### EXERCISE
In the listing below, count the lines containing the string "ญญาเช" and state only the number.

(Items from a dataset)
+++

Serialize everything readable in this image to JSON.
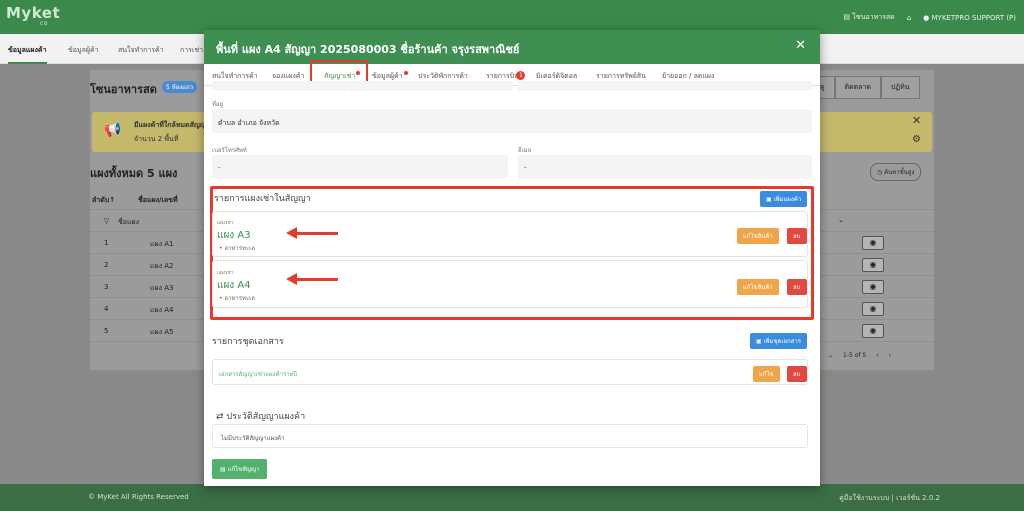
{
  "app": {
    "logo": "Myket",
    "logo_sub": "co",
    "top_right": {
      "zone": "โซนอาหารสด",
      "user": "MYKETPRO SUPPORT (P)"
    }
  },
  "subnav": [
    "ข้อมูลแผงค้า",
    "ข้อมูลผู้ค้า",
    "สนใจทำการค้า",
    "การเช่า"
  ],
  "background": {
    "zone_title": "โซนอาหารสด",
    "zone_badge": "5 ห้องแถว",
    "alert_title": "มีแผงค้าที่ใกล้หมดสัญญา",
    "alert_sub": "จำนวน 2 พื้นที่",
    "count_title": "แผงทั้งหมด 5 แผง",
    "tabs": [
      "ดู",
      "ติดตลาด",
      "ปฏิทิน"
    ],
    "filter_btn": "ค้นหาขั้นสูง",
    "table_headers": [
      "ลำดับ↑",
      "ชื่อแผง/เลขที่"
    ],
    "filter_row": "ชื่อแผง",
    "rows": [
      {
        "no": "1",
        "name": "แผง A1"
      },
      {
        "no": "2",
        "name": "แผง A2"
      },
      {
        "no": "3",
        "name": "แผง A3"
      },
      {
        "no": "4",
        "name": "แผง A4"
      },
      {
        "no": "5",
        "name": "แผง A5"
      }
    ],
    "pager": "1-5 of 5"
  },
  "modal": {
    "title": "พื้นที่ แผง A4 สัญญา 2025080003 ชื่อร้านค้า จรุงรสพาณิชย์",
    "tabs": [
      "สนใจทำการค้า",
      "จองแผงค้า",
      "สัญญาเช่า",
      "ข้อมูลผู้ค้า",
      "ประวัติพักการค้า",
      "รายการบิล",
      "มิเตอร์ดิจิตอล",
      "รายการทรัพย์สิน",
      "ย้ายออก / ลดแผง"
    ],
    "bill_badge": "1",
    "address_label": "ที่อยู่",
    "address_value": "ตำบล อำเภอ จังหวัด",
    "phone_label": "เบอร์โทรศัพท์",
    "phone_value": "-",
    "email_label": "อีเมล",
    "email_value": "-",
    "stalls_section_title": "รายการแผงเช่าในสัญญา",
    "add_stall_btn": "เพิ่มแผงค้า",
    "stalls": [
      {
        "sub": "แผงเช่า",
        "name": "แผง A3",
        "category": "อาหารทะเล",
        "edit": "แก้ไขสินค้า",
        "delete": "ลบ"
      },
      {
        "sub": "แผงเช่า",
        "name": "แผง A4",
        "category": "อาหารทะเล",
        "edit": "แก้ไขสินค้า",
        "delete": "ลบ"
      }
    ],
    "docs_section_title": "รายการชุดเอกสาร",
    "add_doc_btn": "เพิ่มชุดเอกสาร",
    "doc_link": "เอกสารสัญญาเช่าแผงค้ารายปี",
    "doc_edit": "แก้ไข",
    "doc_delete": "ลบ",
    "history_title": "ประวัติสัญญาแผงค้า",
    "history_empty": "ไม่มีประวัติสัญญาแผงค้า",
    "edit_contract_btn": "แก้ไขสัญญา"
  },
  "footer": {
    "left": "© MyKet All Rights Reserved",
    "right": "คู่มือใช้งานระบบ | เวอร์ชั่น 2.0.2"
  },
  "colors": {
    "brand_green": "#3f8f53",
    "highlight_red": "#e53a2c",
    "primary_blue": "#3a8dde",
    "warning_orange": "#f0a54a"
  }
}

+++

### THE REPLY
2